EXERCISE SET:
[1] Please repeat word for word the part of the burnout excerpt that opens with the words containing "4. ComPsych, StressPulse[SM]" and closes with "in Psychiatry, 2016.".
[2] List every percentage given in the paragraph of the burnout excerpt that begins "How much of that eye for greener pastures".

Excerpted from the forthcoming book Burnout Epidemic by Cheryl Steets

“In the always-on work world of the twenty-first century, it’s all too common for inboxes to fill to the brink of capsizing. Employees find themselves struggling to keep afloat, taking phone calls and checking their email even on sick days, vacation days, and throughout the evening. Workloads increase, staffing budgets decrease, and project goals drive activity seemingly around the clock. On the flip side, even when there’s not an overload of work, there can be overwhelming difficulties dealing with the difficult personalities and stress-reactive venting of coworkers, supervisors, and clients. It’s no longer rare to hear one’s friends complain, or to find oneself complaining, "This job is just burning me out.”

“The statistics regarding job satisfaction and job stress are not pretty. The majority of Americans are unhappy in their jobs. The number of Americans who quit their jobs each month has been steadily on the rise since 2009, reaching 2.8 million in November 2015 and far exceeding the numbers for layoffs and discharges.(1)  A recent Harris Interactive study indicated that a whopping 74 percent of people would consider finding a new job.(2)

“How much of that eye for greener pastures is triggered specifically by job stress? As reported in Forbes, an international 2014 poll by employment search website Monster.com found that 42% of U.S. workers had purposely left a position because of a stressful workplace environment, with an additional 35% considering a change.(3) It is very common for workers to miss time at work due to stress in the workplace. Sixty-one percent of respondents in the same study said that workplace stress had caused them actual physical illnesses such as insomnia and depression. A 2014 StressPulseSM survey documented that 64% of employees surveyed have high stress levels with extreme fatigue and the feeling of being out of control.(4) By contrast, the same survey documented that only 5% of employees had stress levels they considered to be low.

“It is safe to say that some stress on the job—whether it be due to a seasonally increased workload or an occasional critical deadline—is to be expected and is manageable by most workers.  After all, it is in the nature of organizations to aim for optimized productivity, and finding the right balance between leadership’s desires to maximize revenue and/or output and the individual employees’ physical and emotional ability to perform at desired levels is the challenge of every organization. Some organizations find this balance admirably well, and such places offer a good environment for employees.

“However, when job and stress becomes chronic, and when employees get emotionally exhausted and burned out by their jobs, it is a different story. Sadly, the number of American workers reporting chronic job stress increased in 2016 to 33%, and only 35% said that their employer provides sufficient resources to help employees manage their stress.(5) Recent studies of the effects of stress on the body, much touted by the media, show us that chronic stress, defined as a pathological state that is caused by prolonged activation of the normal acute physiological stress response, can wreak havoc on immune, metabolic, and cardiovascular systems. It has been proposed that chronic stress appears to damage the areas of the brain involved in emotional responses, thinking and memory, potentially leading to depression and dementia.(6) As the impact is potentially so devastating for both organizations and individuals, it must become a priority to address today’s high water-line of chronic job stress and burnout with the most powerful and effective approaches we can find.”

 ---

Copyright © 2016 by Cheryl Steets

References:

  1. US Department of Labor Bureau of Labor Statistics, Quits table for November 2015.
  2. “I’m Outta Here! Why 2 Million Americans Quit Every Month (and 5 Steps to Turn the Epidemic Around)”. Forbes, March 11, 2013.
  3. Kathryn Dill, “Survey: 42% Of Employees Have Changed Jobs Due To Stress.” Forbes, Apr 18, 2014.
  4. ComPsych, StressPulse[SM] Survey, 2014.
  5. Work and Well-Being Survey, conducted online within the United States by Harris Poll on behalf of the American Psychological Association in March, 2016.
  6. Mah, Linda; Szabuniewicz, Claudia; Fiocco, Alexanrdra J. “Can Anxiety Damage the Brain?” Current Opinion in Psychiatry, 2016.

DATASET:
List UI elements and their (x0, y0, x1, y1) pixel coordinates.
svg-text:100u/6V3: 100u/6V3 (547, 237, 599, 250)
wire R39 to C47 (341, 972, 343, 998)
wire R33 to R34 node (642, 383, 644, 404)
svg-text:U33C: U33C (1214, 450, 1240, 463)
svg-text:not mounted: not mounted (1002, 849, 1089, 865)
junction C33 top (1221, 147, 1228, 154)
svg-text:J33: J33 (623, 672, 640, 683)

ANSWERS TO EACH TASK:
[1]
4. ComPsych, StressPulse[SM] Survey, 2014.
  5. Work and Well-Being Survey, conducted online within the United States by Harris Poll on behalf of the American Psychological Association in March, 2016.
  6. Mah, Linda; Szabuniewicz, Claudia; Fiocco, Alexanrdra J. “Can Anxiety Damage the Brain?” Current Opinion in Psychiatry, 2016.

[2]
- 42%
- 35%
- Sixty-one percent
- 64%
- 5%